- _Request_: Each entry has to be copied exactly, with nothing missed.
+ + + + + + +
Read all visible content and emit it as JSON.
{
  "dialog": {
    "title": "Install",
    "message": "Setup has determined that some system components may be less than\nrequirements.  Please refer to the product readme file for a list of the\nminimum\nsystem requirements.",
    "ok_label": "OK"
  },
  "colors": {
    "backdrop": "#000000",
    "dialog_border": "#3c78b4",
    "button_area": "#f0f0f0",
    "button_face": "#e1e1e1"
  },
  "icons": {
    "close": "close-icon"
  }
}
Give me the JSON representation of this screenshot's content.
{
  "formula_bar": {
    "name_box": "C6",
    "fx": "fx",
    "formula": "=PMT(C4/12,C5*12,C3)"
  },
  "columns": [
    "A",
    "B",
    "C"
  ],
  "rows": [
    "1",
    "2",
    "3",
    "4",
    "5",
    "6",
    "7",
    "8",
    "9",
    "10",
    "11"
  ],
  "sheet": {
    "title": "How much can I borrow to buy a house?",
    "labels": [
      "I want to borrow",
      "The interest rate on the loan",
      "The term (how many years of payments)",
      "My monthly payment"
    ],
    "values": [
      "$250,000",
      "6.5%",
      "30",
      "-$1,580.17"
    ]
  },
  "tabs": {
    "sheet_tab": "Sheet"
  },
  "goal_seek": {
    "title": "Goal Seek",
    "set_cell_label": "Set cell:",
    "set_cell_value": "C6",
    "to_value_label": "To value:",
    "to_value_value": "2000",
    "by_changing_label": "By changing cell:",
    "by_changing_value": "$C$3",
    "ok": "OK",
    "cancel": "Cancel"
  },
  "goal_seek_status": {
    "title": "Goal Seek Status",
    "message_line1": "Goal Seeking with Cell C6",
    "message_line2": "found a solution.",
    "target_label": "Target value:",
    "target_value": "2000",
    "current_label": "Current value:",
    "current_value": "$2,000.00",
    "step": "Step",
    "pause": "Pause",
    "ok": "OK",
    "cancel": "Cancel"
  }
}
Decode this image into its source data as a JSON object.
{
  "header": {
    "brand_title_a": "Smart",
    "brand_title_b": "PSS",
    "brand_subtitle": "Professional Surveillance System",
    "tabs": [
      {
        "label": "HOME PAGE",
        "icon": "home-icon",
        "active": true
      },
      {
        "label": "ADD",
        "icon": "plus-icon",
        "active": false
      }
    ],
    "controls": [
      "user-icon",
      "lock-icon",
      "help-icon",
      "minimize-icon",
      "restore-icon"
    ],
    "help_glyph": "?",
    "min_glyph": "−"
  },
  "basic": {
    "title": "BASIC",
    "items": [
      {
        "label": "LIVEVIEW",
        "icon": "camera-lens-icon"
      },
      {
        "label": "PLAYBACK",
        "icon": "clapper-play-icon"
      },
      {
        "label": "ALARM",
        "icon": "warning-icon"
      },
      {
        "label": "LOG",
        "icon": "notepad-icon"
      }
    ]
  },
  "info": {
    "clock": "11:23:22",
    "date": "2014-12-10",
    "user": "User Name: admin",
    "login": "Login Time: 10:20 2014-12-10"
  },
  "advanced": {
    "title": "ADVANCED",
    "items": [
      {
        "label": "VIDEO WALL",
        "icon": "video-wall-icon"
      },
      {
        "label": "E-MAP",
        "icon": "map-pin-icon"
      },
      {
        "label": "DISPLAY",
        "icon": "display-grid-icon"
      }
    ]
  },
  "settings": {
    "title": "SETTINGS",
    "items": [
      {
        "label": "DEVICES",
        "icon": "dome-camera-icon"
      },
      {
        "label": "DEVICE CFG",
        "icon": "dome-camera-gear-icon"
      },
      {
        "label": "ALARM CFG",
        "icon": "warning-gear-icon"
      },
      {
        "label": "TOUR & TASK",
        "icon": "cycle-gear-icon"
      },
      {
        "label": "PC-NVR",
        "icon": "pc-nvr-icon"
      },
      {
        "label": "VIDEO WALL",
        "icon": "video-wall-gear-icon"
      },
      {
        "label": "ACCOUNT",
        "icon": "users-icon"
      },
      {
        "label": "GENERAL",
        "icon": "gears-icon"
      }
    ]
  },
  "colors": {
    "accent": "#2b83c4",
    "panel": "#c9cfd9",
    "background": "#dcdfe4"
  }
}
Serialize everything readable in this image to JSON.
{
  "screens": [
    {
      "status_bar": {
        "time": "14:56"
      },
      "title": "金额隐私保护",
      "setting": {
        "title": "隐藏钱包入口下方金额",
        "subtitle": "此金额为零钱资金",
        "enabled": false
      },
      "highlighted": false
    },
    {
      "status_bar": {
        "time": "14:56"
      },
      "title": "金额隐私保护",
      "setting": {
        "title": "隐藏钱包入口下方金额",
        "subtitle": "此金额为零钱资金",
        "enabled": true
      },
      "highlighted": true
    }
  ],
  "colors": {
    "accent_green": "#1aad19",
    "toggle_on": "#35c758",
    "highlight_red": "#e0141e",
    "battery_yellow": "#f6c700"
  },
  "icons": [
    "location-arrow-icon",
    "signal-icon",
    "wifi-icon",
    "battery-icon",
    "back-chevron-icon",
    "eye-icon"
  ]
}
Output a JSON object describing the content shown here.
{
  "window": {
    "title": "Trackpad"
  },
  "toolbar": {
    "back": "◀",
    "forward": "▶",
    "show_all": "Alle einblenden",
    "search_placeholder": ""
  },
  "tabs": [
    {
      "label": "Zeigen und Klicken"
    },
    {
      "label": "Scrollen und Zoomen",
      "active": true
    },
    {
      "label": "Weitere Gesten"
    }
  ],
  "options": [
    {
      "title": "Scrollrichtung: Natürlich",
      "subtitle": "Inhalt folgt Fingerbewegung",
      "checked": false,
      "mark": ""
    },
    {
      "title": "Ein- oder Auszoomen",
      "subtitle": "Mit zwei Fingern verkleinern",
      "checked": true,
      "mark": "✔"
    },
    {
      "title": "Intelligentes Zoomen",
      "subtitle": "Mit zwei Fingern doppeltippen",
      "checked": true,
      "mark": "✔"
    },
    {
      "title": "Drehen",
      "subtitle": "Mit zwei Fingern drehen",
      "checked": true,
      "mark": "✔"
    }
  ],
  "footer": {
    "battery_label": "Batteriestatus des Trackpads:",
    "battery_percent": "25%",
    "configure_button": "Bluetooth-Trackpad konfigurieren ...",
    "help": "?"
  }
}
+ + + + + + +
- _Exercise output_:
Read all visible content and emit it as JSON.
{
  "dialog": {
    "title": "Install",
    "message": "Setup has determined that some system components may be less than\nrequirements.  Please refer to the product readme file for a list of the\nminimum\nsystem requirements.",
    "ok_label": "OK"
  },
  "colors": {
    "backdrop": "#000000",
    "dialog_border": "#3c78b4",
    "button_area": "#f0f0f0",
    "button_face": "#e1e1e1"
  },
  "icons": {
    "close": "close-icon"
  }
}
Give me the JSON representation of this screenshot's content.
{
  "formula_bar": {
    "name_box": "C6",
    "fx": "fx",
    "formula": "=PMT(C4/12,C5*12,C3)"
  },
  "columns": [
    "A",
    "B",
    "C"
  ],
  "rows": [
    "1",
    "2",
    "3",
    "4",
    "5",
    "6",
    "7",
    "8",
    "9",
    "10",
    "11"
  ],
  "sheet": {
    "title": "How much can I borrow to buy a house?",
    "labels": [
      "I want to borrow",
      "The interest rate on the loan",
      "The term (how many years of payments)",
      "My monthly payment"
    ],
    "values": [
      "$250,000",
      "6.5%",
      "30",
      "-$1,580.17"
    ]
  },
  "tabs": {
    "sheet_tab": "Sheet"
  },
  "goal_seek": {
    "title": "Goal Seek",
    "set_cell_label": "Set cell:",
    "set_cell_value": "C6",
    "to_value_label": "To value:",
    "to_value_value": "2000",
    "by_changing_label": "By changing cell:",
    "by_changing_value": "$C$3",
    "ok": "OK",
    "cancel": "Cancel"
  },
  "goal_seek_status": {
    "title": "Goal Seek Status",
    "message_line1": "Goal Seeking with Cell C6",
    "message_line2": "found a solution.",
    "target_label": "Target value:",
    "target_value": "2000",
    "current_label": "Current value:",
    "current_value": "$2,000.00",
    "step": "Step",
    "pause": "Pause",
    "ok": "OK",
    "cancel": "Cancel"
  }
}
Decode this image into its source data as a JSON object.
{
  "header": {
    "brand_title_a": "Smart",
    "brand_title_b": "PSS",
    "brand_subtitle": "Professional Surveillance System",
    "tabs": [
      {
        "label": "HOME PAGE",
        "icon": "home-icon",
        "active": true
      },
      {
        "label": "ADD",
        "icon": "plus-icon",
        "active": false
      }
    ],
    "controls": [
      "user-icon",
      "lock-icon",
      "help-icon",
      "minimize-icon",
      "restore-icon"
    ],
    "help_glyph": "?",
    "min_glyph": "−"
  },
  "basic": {
    "title": "BASIC",
    "items": [
      {
        "label": "LIVEVIEW",
        "icon": "camera-lens-icon"
      },
      {
        "label": "PLAYBACK",
        "icon": "clapper-play-icon"
      },
      {
        "label": "ALARM",
        "icon": "warning-icon"
      },
      {
        "label": "LOG",
        "icon": "notepad-icon"
      }
    ]
  },
  "info": {
    "clock": "11:23:22",
    "date": "2014-12-10",
    "user": "User Name: admin",
    "login": "Login Time: 10:20 2014-12-10"
  },
  "advanced": {
    "title": "ADVANCED",
    "items": [
      {
        "label": "VIDEO WALL",
        "icon": "video-wall-icon"
      },
      {
        "label": "E-MAP",
        "icon": "map-pin-icon"
      },
      {
        "label": "DISPLAY",
        "icon": "display-grid-icon"
      }
    ]
  },
  "settings": {
    "title": "SETTINGS",
    "items": [
      {
        "label": "DEVICES",
        "icon": "dome-camera-icon"
      },
      {
        "label": "DEVICE CFG",
        "icon": "dome-camera-gear-icon"
      },
      {
        "label": "ALARM CFG",
        "icon": "warning-gear-icon"
      },
      {
        "label": "TOUR & TASK",
        "icon": "cycle-gear-icon"
      },
      {
        "label": "PC-NVR",
        "icon": "pc-nvr-icon"
      },
      {
        "label": "VIDEO WALL",
        "icon": "video-wall-gear-icon"
      },
      {
        "label": "ACCOUNT",
        "icon": "users-icon"
      },
      {
        "label": "GENERAL",
        "icon": "gears-icon"
      }
    ]
  },
  "colors": {
    "accent": "#2b83c4",
    "panel": "#c9cfd9",
    "background": "#dcdfe4"
  }
}
Serialize everything readable in this image to JSON.
{
  "screens": [
    {
      "status_bar": {
        "time": "14:56"
      },
      "title": "金额隐私保护",
      "setting": {
        "title": "隐藏钱包入口下方金额",
        "subtitle": "此金额为零钱资金",
        "enabled": false
      },
      "highlighted": false
    },
    {
      "status_bar": {
        "time": "14:56"
      },
      "title": "金额隐私保护",
      "setting": {
        "title": "隐藏钱包入口下方金额",
        "subtitle": "此金额为零钱资金",
        "enabled": true
      },
      "highlighted": true
    }
  ],
  "colors": {
    "accent_green": "#1aad19",
    "toggle_on": "#35c758",
    "highlight_red": "#e0141e",
    "battery_yellow": "#f6c700"
  },
  "icons": [
    "location-arrow-icon",
    "signal-icon",
    "wifi-icon",
    "battery-icon",
    "back-chevron-icon",
    "eye-icon"
  ]
}
Output a JSON object describing the content shown here.
{
  "window": {
    "title": "Trackpad"
  },
  "toolbar": {
    "back": "◀",
    "forward": "▶",
    "show_all": "Alle einblenden",
    "search_placeholder": ""
  },
  "tabs": [
    {
      "label": "Zeigen und Klicken"
    },
    {
      "label": "Scrollen und Zoomen",
      "active": true
    },
    {
      "label": "Weitere Gesten"
    }
  ],
  "options": [
    {
      "title": "Scrollrichtung: Natürlich",
      "subtitle": "Inhalt folgt Fingerbewegung",
      "checked": false,
      "mark": ""
    },
    {
      "title": "Ein- oder Auszoomen",
      "subtitle": "Mit zwei Fingern verkleinern",
      "checked": true,
      "mark": "✔"
    },
    {
      "title": "Intelligentes Zoomen",
      "subtitle": "Mit zwei Fingern doppeltippen",
      "checked": true,
      "mark": "✔"
    },
    {
      "title": "Drehen",
      "subtitle": "Mit zwei Fingern drehen",
      "checked": true,
      "mark": "✔"
    }
  ],
  "footer": {
    "battery_label": "Batteriestatus des Trackpads:",
    "battery_percent": "25%",
    "configure_button": "Bluetooth-Trackpad konfigurieren ...",
    "help": "?"
  }
}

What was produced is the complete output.